## Your task
Copy out, word for word, the lines from the very first one through the line containing "y-tick-label: 100 xyxy=(34,512,55,525)", with both of those lines included.

## Coordinate annotation records
— BEGIN —

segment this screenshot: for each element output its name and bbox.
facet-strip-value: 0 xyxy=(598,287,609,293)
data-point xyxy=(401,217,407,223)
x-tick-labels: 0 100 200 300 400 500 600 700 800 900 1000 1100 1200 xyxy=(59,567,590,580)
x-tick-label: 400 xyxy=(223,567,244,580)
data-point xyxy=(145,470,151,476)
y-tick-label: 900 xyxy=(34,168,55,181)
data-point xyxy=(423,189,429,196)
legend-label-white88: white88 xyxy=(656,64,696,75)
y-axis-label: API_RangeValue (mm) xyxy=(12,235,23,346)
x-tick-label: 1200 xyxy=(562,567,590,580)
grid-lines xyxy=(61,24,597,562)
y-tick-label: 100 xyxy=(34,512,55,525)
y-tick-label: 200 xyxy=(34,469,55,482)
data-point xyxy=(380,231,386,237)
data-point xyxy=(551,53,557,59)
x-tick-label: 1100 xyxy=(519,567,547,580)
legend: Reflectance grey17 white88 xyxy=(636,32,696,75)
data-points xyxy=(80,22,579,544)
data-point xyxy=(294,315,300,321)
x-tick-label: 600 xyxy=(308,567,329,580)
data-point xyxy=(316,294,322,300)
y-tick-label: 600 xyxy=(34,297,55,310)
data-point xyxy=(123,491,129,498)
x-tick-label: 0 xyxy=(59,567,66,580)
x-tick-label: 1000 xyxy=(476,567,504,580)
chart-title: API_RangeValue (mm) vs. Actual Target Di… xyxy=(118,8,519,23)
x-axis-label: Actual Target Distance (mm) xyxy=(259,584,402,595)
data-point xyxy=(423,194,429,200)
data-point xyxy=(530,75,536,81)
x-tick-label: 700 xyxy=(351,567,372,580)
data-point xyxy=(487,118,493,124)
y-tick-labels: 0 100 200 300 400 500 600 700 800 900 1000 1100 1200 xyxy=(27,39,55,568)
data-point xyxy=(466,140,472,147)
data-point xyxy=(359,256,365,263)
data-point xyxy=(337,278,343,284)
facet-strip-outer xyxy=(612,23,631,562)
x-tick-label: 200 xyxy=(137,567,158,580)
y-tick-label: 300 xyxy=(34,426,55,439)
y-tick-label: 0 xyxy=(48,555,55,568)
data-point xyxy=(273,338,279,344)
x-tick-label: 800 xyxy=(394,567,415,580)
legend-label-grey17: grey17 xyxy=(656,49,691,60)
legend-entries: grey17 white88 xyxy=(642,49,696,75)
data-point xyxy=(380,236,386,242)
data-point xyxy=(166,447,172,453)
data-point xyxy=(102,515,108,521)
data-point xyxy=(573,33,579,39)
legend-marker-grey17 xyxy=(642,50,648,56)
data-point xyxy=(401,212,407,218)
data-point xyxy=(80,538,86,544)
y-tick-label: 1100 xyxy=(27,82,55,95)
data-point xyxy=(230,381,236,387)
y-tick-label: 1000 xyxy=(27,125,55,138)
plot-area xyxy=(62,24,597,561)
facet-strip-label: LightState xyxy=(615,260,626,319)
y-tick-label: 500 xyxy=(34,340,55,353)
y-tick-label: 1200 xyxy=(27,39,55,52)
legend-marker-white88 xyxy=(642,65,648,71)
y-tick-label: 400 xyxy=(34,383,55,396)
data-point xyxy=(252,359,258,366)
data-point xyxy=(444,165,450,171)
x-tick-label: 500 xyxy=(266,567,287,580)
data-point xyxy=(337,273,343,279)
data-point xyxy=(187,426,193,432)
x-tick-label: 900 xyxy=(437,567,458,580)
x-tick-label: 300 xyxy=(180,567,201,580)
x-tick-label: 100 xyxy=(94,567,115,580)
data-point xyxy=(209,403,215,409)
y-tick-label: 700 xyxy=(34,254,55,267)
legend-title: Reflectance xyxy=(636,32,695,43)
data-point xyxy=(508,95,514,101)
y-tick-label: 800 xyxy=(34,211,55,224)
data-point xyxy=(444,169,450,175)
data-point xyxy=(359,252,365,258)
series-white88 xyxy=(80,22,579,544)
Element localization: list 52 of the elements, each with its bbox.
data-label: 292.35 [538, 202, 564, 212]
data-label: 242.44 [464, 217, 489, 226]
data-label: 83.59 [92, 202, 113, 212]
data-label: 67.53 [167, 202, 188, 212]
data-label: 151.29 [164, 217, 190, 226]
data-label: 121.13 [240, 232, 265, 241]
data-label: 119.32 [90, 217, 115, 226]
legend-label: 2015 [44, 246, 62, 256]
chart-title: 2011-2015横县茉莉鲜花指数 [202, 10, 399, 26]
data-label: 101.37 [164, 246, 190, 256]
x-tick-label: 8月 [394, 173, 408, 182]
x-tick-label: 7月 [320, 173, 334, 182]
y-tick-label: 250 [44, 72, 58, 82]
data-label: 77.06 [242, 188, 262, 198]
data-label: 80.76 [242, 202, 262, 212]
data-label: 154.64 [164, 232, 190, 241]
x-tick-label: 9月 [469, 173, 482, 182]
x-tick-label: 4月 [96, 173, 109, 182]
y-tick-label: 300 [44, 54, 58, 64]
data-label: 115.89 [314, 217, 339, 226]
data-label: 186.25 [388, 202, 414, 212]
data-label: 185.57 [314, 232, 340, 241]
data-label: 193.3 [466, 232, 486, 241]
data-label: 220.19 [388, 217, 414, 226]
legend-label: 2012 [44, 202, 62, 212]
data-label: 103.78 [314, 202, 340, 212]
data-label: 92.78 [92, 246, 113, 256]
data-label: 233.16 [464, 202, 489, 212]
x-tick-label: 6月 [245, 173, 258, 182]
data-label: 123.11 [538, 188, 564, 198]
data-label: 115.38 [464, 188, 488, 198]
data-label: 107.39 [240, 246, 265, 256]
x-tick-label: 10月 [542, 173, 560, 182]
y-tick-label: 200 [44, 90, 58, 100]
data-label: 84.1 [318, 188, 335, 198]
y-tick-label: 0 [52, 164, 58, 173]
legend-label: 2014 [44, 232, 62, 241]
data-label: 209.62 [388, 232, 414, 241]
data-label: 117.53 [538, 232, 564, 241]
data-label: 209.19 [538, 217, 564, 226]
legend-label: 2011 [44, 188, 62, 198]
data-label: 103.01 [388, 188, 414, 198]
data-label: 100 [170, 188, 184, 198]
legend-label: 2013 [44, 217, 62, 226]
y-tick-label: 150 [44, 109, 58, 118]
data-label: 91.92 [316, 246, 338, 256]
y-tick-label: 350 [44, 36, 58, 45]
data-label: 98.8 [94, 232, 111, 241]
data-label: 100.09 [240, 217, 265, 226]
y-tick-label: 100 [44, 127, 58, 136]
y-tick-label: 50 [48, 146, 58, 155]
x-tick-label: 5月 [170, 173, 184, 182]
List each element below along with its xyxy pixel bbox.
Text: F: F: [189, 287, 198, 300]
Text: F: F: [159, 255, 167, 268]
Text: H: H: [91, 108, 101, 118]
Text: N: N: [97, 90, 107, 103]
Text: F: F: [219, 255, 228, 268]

— END —

## Solution for this exercise
segment this screenshot: for each element output its name and bbox.
facet-strip-value: 0 xyxy=(598,287,609,293)
data-point xyxy=(401,217,407,223)
x-tick-labels: 0 100 200 300 400 500 600 700 800 900 1000 1100 1200 xyxy=(59,567,590,580)
x-tick-label: 400 xyxy=(223,567,244,580)
data-point xyxy=(145,470,151,476)
y-tick-label: 900 xyxy=(34,168,55,181)
data-point xyxy=(423,189,429,196)
legend-label-white88: white88 xyxy=(656,64,696,75)
y-axis-label: API_RangeValue (mm) xyxy=(12,235,23,346)
x-tick-label: 1200 xyxy=(562,567,590,580)
grid-lines xyxy=(61,24,597,562)
y-tick-label: 100 xyxy=(34,512,55,525)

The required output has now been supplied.